→ Work to complete:
Retype the lines of the records from the first line up to and including the line that contains "preview-individual-text: 개별 문단".

........

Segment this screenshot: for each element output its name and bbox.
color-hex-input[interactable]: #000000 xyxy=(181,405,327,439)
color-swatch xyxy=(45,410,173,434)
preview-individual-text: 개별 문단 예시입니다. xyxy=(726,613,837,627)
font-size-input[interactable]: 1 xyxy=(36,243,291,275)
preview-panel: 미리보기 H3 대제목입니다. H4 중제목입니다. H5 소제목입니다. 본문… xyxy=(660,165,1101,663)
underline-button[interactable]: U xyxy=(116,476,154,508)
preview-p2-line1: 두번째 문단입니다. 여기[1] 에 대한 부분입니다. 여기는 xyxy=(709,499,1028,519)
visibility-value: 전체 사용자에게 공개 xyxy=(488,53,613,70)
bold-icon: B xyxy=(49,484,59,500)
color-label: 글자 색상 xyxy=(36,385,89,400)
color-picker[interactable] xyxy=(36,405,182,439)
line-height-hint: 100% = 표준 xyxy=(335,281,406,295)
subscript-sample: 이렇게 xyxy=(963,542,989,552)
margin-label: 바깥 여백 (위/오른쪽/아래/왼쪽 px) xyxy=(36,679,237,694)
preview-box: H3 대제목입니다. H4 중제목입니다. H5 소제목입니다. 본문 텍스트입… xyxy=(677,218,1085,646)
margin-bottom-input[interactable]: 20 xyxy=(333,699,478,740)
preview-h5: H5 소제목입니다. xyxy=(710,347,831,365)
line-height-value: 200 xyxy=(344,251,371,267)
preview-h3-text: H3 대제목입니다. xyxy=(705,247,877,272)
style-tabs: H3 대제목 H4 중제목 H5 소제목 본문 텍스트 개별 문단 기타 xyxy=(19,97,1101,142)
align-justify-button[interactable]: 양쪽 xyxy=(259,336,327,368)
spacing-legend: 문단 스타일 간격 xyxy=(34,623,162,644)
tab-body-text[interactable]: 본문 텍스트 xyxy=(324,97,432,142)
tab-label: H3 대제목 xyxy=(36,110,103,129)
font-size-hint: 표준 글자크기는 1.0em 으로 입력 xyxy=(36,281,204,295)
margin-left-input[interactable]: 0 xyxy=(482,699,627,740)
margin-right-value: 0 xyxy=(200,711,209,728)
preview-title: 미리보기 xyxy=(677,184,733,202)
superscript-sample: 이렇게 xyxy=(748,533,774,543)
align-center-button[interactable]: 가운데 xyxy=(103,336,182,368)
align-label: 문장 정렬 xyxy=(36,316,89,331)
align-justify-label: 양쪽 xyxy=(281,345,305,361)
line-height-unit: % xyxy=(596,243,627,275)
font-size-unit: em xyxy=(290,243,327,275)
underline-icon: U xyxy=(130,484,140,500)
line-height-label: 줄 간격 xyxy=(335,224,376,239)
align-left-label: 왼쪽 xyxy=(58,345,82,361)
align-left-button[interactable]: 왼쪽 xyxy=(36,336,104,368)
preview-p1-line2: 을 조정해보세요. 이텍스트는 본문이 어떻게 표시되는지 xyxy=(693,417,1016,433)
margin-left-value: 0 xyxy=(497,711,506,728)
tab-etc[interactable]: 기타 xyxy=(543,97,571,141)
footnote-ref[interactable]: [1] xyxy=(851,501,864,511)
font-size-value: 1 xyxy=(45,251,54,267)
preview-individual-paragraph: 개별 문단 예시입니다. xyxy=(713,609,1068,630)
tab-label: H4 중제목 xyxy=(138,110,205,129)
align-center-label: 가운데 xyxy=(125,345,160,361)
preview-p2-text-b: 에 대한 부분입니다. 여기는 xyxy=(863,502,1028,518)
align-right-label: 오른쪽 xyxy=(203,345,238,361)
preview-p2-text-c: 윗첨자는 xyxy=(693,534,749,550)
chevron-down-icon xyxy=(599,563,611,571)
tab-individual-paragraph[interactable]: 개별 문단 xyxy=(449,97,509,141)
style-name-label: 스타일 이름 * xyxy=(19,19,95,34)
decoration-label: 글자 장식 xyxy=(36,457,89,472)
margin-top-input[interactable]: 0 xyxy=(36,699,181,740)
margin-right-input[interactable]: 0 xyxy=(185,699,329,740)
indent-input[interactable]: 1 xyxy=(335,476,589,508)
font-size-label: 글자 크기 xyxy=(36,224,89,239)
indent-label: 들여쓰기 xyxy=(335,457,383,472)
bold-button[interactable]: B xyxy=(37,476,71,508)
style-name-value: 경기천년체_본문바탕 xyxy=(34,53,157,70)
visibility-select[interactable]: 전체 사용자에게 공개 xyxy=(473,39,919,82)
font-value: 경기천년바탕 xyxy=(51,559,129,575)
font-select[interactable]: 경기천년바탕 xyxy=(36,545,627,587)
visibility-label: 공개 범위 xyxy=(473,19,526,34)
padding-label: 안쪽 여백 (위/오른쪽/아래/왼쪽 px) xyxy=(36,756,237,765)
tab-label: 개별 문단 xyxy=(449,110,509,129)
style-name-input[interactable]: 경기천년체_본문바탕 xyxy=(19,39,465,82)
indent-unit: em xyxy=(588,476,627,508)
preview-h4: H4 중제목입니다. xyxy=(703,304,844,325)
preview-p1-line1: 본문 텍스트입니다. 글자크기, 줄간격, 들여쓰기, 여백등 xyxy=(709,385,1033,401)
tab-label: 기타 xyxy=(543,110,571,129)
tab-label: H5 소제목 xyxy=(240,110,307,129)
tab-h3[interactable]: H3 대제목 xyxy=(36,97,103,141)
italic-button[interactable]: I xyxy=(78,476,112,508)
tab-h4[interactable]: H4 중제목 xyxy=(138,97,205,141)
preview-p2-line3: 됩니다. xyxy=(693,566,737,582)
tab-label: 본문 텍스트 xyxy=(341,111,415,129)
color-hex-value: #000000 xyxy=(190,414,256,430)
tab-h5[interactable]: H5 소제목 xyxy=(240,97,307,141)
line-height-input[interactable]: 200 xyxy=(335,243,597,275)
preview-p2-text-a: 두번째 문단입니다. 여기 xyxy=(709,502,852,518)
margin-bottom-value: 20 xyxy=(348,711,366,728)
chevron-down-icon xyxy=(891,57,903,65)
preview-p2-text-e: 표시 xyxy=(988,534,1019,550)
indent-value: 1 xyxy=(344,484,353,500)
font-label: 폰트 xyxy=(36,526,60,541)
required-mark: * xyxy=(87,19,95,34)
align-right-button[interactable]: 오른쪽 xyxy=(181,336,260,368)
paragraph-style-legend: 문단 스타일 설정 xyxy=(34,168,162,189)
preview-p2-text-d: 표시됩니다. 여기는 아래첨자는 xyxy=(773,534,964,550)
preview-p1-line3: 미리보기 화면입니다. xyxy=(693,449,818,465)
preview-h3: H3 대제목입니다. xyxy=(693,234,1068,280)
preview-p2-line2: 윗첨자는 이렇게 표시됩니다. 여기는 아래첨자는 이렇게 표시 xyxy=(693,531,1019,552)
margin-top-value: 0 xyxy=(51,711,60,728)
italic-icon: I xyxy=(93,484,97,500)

........

→ Output:
Segment this screenshot: for each element output its name and bbox.
color-hex-input[interactable]: #000000 xyxy=(181,405,327,439)
color-swatch xyxy=(45,410,173,434)
preview-individual-text: 개별 문단 예시입니다. xyxy=(726,613,837,627)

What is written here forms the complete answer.